▶ **Exercise aim**
Without the pictures, set down the records below word for word.

>> Start Data entries

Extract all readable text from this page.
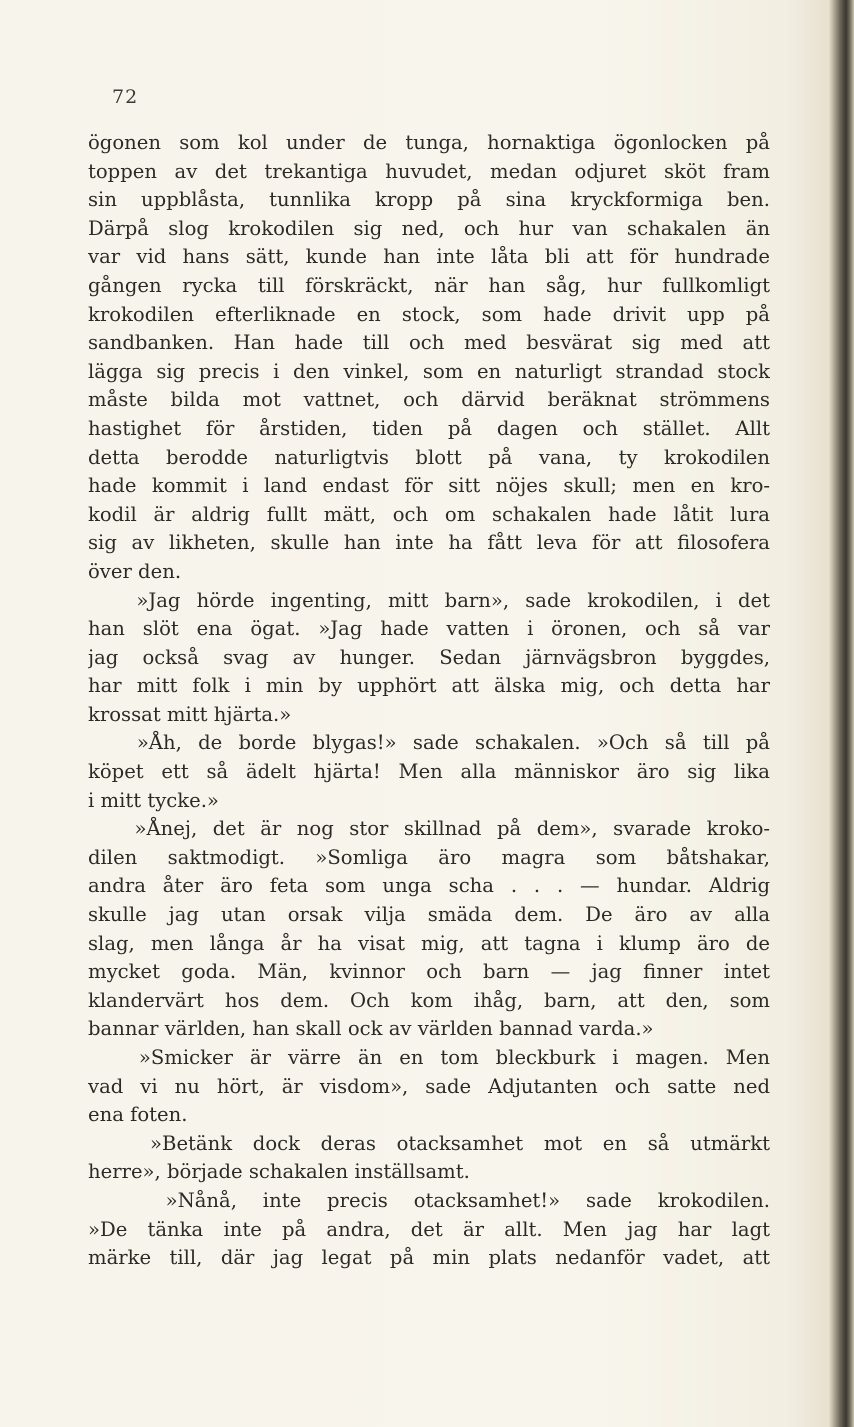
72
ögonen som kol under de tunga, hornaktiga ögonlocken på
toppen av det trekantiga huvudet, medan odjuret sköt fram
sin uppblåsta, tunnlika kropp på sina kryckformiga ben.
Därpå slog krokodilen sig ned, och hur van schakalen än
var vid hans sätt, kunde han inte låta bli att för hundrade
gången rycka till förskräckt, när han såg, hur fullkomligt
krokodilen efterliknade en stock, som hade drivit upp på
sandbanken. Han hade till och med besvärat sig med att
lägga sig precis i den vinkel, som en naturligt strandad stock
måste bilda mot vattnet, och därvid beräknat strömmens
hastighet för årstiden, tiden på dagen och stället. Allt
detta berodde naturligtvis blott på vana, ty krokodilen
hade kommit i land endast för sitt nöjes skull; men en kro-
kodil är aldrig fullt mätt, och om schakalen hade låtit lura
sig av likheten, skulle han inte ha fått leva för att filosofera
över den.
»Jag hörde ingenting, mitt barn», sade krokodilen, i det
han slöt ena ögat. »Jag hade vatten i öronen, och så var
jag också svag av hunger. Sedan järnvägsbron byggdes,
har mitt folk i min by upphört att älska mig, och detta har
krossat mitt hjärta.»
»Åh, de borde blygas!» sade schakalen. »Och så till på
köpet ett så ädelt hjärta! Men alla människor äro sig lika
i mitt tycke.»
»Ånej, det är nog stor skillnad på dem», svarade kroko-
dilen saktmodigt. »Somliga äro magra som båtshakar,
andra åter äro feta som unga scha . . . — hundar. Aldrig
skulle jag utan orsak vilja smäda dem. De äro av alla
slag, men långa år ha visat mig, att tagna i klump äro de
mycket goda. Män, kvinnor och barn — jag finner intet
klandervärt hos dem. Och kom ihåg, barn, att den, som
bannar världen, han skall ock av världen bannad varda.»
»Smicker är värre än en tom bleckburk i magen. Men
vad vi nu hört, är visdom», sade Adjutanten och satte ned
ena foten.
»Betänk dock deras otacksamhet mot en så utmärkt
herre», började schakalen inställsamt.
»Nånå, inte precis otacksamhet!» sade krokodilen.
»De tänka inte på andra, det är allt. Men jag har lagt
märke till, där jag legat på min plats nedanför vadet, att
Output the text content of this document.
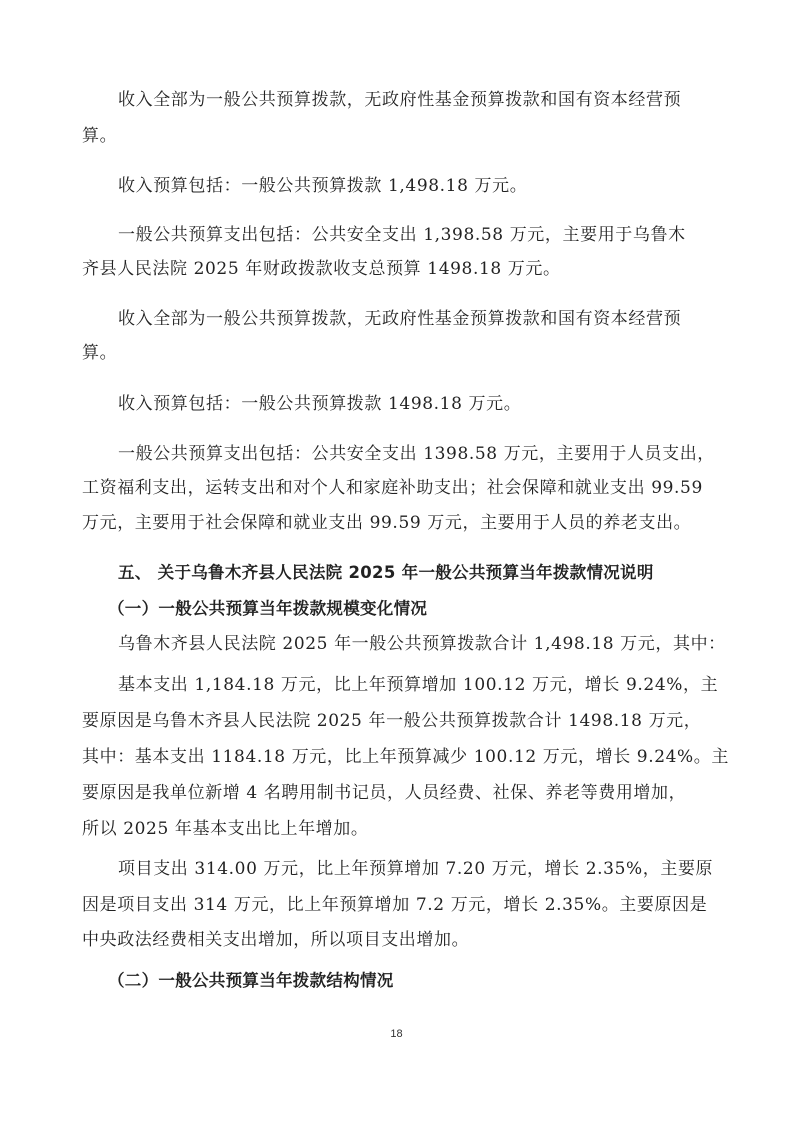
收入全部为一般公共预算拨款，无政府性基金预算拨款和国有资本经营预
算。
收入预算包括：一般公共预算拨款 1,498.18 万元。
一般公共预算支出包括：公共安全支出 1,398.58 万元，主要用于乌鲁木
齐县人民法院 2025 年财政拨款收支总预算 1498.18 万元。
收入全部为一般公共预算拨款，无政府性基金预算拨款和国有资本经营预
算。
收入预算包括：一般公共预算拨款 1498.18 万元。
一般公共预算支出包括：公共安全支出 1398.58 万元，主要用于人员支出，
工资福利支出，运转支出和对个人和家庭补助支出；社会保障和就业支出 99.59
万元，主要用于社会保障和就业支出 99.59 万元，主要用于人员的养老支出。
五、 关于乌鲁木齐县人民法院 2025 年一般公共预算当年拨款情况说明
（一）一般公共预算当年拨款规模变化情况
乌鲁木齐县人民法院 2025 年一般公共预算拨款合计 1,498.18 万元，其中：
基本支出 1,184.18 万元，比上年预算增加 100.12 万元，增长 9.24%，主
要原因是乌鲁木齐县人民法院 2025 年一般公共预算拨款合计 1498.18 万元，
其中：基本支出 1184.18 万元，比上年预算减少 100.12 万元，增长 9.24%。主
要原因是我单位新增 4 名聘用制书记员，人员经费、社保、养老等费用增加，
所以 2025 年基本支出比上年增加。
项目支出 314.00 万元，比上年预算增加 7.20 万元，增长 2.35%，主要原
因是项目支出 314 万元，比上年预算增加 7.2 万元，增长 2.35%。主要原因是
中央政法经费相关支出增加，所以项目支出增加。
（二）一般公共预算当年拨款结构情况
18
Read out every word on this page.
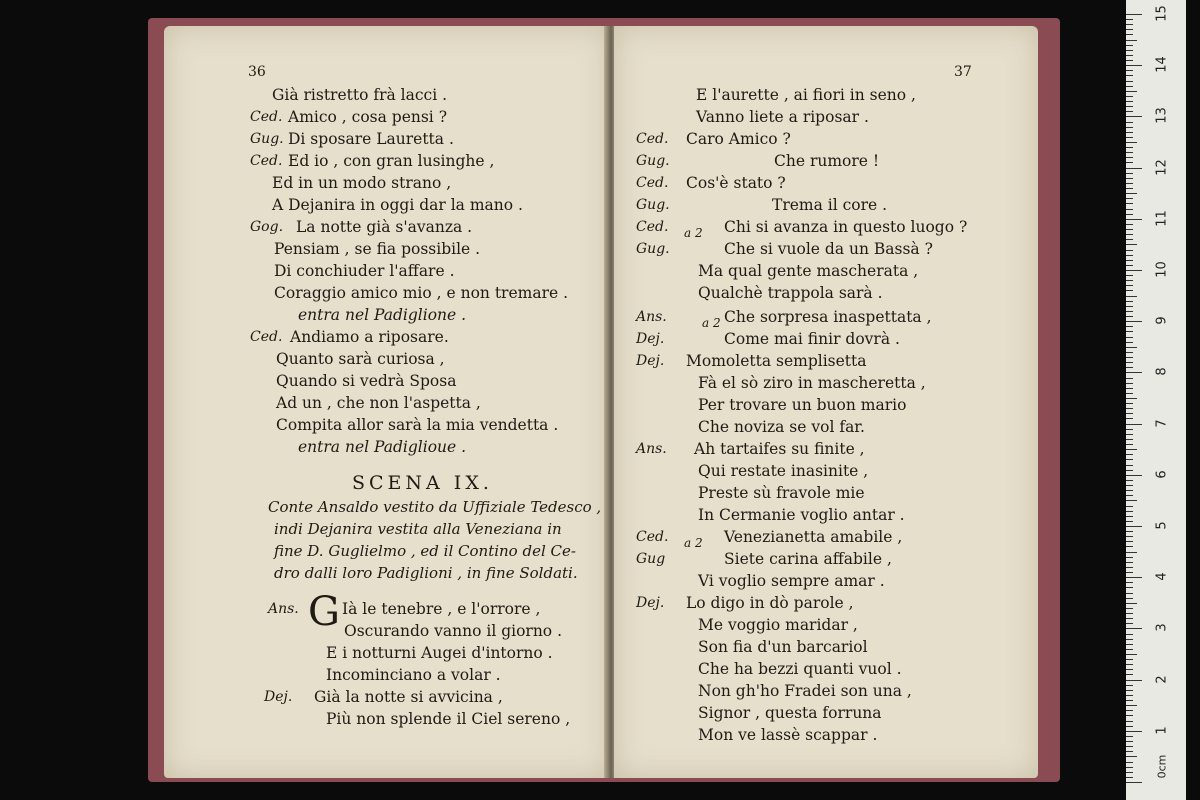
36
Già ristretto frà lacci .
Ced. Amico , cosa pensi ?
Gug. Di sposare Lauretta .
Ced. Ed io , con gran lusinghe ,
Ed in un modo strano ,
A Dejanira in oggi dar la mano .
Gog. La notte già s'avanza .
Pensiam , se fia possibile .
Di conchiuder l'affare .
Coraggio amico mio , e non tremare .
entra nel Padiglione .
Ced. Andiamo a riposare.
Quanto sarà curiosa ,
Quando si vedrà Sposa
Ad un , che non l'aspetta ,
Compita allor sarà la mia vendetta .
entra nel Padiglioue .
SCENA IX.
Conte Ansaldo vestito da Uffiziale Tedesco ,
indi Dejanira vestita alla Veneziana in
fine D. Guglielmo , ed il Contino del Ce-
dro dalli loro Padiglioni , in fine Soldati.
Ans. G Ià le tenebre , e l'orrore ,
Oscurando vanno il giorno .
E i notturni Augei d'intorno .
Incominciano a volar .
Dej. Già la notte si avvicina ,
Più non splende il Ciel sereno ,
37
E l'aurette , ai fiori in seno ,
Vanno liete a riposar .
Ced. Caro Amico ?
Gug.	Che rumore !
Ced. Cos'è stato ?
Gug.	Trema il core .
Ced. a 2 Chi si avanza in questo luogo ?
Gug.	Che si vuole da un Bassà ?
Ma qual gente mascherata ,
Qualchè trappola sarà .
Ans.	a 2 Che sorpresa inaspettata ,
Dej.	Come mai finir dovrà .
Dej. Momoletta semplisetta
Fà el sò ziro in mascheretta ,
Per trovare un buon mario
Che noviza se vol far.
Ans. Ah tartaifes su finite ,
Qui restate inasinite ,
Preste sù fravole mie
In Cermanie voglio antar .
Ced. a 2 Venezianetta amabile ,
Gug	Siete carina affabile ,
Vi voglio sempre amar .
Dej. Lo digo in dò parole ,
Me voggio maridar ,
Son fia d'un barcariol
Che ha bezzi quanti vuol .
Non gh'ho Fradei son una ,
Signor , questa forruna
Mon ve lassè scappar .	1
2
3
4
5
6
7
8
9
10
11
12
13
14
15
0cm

>> End Data entries

▶ **Complete output**
Extract all readable text from this page.
72
ögonen som kol under de tunga, hornaktiga ögonlocken på
toppen av det trekantiga huvudet, medan odjuret sköt fram
sin uppblåsta, tunnlika kropp på sina kryckformiga ben.
Därpå slog krokodilen sig ned, och hur van schakalen än
var vid hans sätt, kunde han inte låta bli att för hundrade
gången rycka till förskräckt, när han såg, hur fullkomligt
krokodilen efterliknade en stock, som hade drivit upp på
sandbanken. Han hade till och med besvärat sig med att
lägga sig precis i den vinkel, som en naturligt strandad stock
måste bilda mot vattnet, och därvid beräknat strömmens
hastighet för årstiden, tiden på dagen och stället. Allt
detta berodde naturligtvis blott på vana, ty krokodilen
hade kommit i land endast för sitt nöjes skull; men en kro-
kodil är aldrig fullt mätt, och om schakalen hade låtit lura
sig av likheten, skulle han inte ha fått leva för att filosofera
över den.
»Jag hörde ingenting, mitt barn», sade krokodilen, i det
han slöt ena ögat. »Jag hade vatten i öronen, och så var
jag också svag av hunger. Sedan järnvägsbron byggdes,
har mitt folk i min by upphört att älska mig, och detta har
krossat mitt hjärta.»
»Åh, de borde blygas!» sade schakalen. »Och så till på
köpet ett så ädelt hjärta! Men alla människor äro sig lika
i mitt tycke.»
»Ånej, det är nog stor skillnad på dem», svarade kroko-
dilen saktmodigt. »Somliga äro magra som båtshakar,
andra åter äro feta som unga scha . . . — hundar. Aldrig
skulle jag utan orsak vilja smäda dem. De äro av alla
slag, men långa år ha visat mig, att tagna i klump äro de
mycket goda. Män, kvinnor och barn — jag finner intet
klandervärt hos dem. Och kom ihåg, barn, att den, som
bannar världen, han skall ock av världen bannad varda.»
»Smicker är värre än en tom bleckburk i magen. Men
vad vi nu hört, är visdom», sade Adjutanten och satte ned
ena foten.
»Betänk dock deras otacksamhet mot en så utmärkt
herre», började schakalen inställsamt.
»Nånå, inte precis otacksamhet!» sade krokodilen.
»De tänka inte på andra, det är allt. Men jag har lagt
märke till, där jag legat på min plats nedanför vadet, att
Output the text content of this document.
收入全部为一般公共预算拨款，无政府性基金预算拨款和国有资本经营预
算。
收入预算包括：一般公共预算拨款 1,498.18 万元。
一般公共预算支出包括：公共安全支出 1,398.58 万元，主要用于乌鲁木
齐县人民法院 2025 年财政拨款收支总预算 1498.18 万元。
收入全部为一般公共预算拨款，无政府性基金预算拨款和国有资本经营预
算。
收入预算包括：一般公共预算拨款 1498.18 万元。
一般公共预算支出包括：公共安全支出 1398.58 万元，主要用于人员支出，
工资福利支出，运转支出和对个人和家庭补助支出；社会保障和就业支出 99.59
万元，主要用于社会保障和就业支出 99.59 万元，主要用于人员的养老支出。
五、 关于乌鲁木齐县人民法院 2025 年一般公共预算当年拨款情况说明
（一）一般公共预算当年拨款规模变化情况
乌鲁木齐县人民法院 2025 年一般公共预算拨款合计 1,498.18 万元，其中：
基本支出 1,184.18 万元，比上年预算增加 100.12 万元，增长 9.24%，主
要原因是乌鲁木齐县人民法院 2025 年一般公共预算拨款合计 1498.18 万元，
其中：基本支出 1184.18 万元，比上年预算减少 100.12 万元，增长 9.24%。主
要原因是我单位新增 4 名聘用制书记员，人员经费、社保、养老等费用增加，
所以 2025 年基本支出比上年增加。
项目支出 314.00 万元，比上年预算增加 7.20 万元，增长 2.35%，主要原
因是项目支出 314 万元，比上年预算增加 7.2 万元，增长 2.35%。主要原因是
中央政法经费相关支出增加，所以项目支出增加。
（二）一般公共预算当年拨款结构情况
18
Read out every word on this page.
36
Già ristretto frà lacci .
Ced. Amico , cosa pensi ?
Gug. Di sposare Lauretta .
Ced. Ed io , con gran lusinghe ,
Ed in un modo strano ,
A Dejanira in oggi dar la mano .
Gog. La notte già s'avanza .
Pensiam , se fia possibile .
Di conchiuder l'affare .
Coraggio amico mio , e non tremare .
entra nel Padiglione .
Ced. Andiamo a riposare.
Quanto sarà curiosa ,
Quando si vedrà Sposa
Ad un , che non l'aspetta ,
Compita allor sarà la mia vendetta .
entra nel Padiglioue .
SCENA IX.
Conte Ansaldo vestito da Uffiziale Tedesco ,
indi Dejanira vestita alla Veneziana in
fine D. Guglielmo , ed il Contino del Ce-
dro dalli loro Padiglioni , in fine Soldati.
Ans. G Ià le tenebre , e l'orrore ,
Oscurando vanno il giorno .
E i notturni Augei d'intorno .
Incominciano a volar .
Dej. Già la notte si avvicina ,
Più non splende il Ciel sereno ,
37
E l'aurette , ai fiori in seno ,
Vanno liete a riposar .
Ced. Caro Amico ?
Gug.	Che rumore !
Ced. Cos'è stato ?
Gug.	Trema il core .
Ced. a 2 Chi si avanza in questo luogo ?
Gug.	Che si vuole da un Bassà ?
Ma qual gente mascherata ,
Qualchè trappola sarà .
Ans.	a 2 Che sorpresa inaspettata ,
Dej.	Come mai finir dovrà .
Dej. Momoletta semplisetta
Fà el sò ziro in mascheretta ,
Per trovare un buon mario
Che noviza se vol far.
Ans. Ah tartaifes su finite ,
Qui restate inasinite ,
Preste sù fravole mie
In Cermanie voglio antar .
Ced. a 2 Venezianetta amabile ,
Gug	Siete carina affabile ,
Vi voglio sempre amar .
Dej. Lo digo in dò parole ,
Me voggio maridar ,
Son fia d'un barcariol
Che ha bezzi quanti vuol .
Non gh'ho Fradei son una ,
Signor , questa forruna
Mon ve lassè scappar .	1
2
3
4
5
6
7
8
9
10
11
12
13
14
15
0cm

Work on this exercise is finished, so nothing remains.